# OBJECTIVE:
List all lines of the data containing the word "Backing".

-------

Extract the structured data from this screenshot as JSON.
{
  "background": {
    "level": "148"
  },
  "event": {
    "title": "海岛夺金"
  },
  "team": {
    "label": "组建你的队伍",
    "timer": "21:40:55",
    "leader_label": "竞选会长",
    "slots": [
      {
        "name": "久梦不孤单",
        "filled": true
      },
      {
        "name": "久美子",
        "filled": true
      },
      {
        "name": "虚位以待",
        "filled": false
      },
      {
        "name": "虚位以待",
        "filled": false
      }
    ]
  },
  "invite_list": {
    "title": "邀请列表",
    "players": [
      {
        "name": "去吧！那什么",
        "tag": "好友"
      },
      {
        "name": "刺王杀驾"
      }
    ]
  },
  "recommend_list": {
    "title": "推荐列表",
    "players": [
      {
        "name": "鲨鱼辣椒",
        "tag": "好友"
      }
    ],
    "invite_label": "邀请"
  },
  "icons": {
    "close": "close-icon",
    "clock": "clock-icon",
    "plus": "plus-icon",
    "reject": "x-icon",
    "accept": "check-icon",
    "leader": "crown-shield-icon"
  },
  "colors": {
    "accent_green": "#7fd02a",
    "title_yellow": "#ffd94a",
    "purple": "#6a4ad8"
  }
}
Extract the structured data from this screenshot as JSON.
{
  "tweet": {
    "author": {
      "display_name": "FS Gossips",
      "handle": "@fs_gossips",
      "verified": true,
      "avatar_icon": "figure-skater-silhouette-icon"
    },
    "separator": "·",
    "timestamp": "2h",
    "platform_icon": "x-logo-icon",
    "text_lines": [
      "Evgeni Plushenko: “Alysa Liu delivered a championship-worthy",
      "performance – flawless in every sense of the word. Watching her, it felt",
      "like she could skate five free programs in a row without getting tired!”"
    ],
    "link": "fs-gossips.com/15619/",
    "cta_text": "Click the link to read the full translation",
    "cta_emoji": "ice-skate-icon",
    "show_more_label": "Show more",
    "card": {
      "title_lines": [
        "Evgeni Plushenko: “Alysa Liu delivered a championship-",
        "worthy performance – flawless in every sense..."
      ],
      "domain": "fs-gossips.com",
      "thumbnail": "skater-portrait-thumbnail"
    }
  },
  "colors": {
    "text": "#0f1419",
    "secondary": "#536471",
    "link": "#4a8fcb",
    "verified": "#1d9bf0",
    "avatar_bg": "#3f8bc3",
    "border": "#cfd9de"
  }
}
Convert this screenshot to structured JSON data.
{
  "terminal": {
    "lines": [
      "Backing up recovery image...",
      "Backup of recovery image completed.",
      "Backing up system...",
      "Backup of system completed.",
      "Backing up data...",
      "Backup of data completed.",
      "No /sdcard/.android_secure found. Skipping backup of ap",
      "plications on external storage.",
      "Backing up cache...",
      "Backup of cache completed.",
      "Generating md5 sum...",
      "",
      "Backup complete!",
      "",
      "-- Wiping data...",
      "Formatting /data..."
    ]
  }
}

-------

# SOLUTION TO THIS PROBLEM:
      "Backing up recovery image...",
      "Backing up system...",
      "Backing up data...",
      "Backing up cache...",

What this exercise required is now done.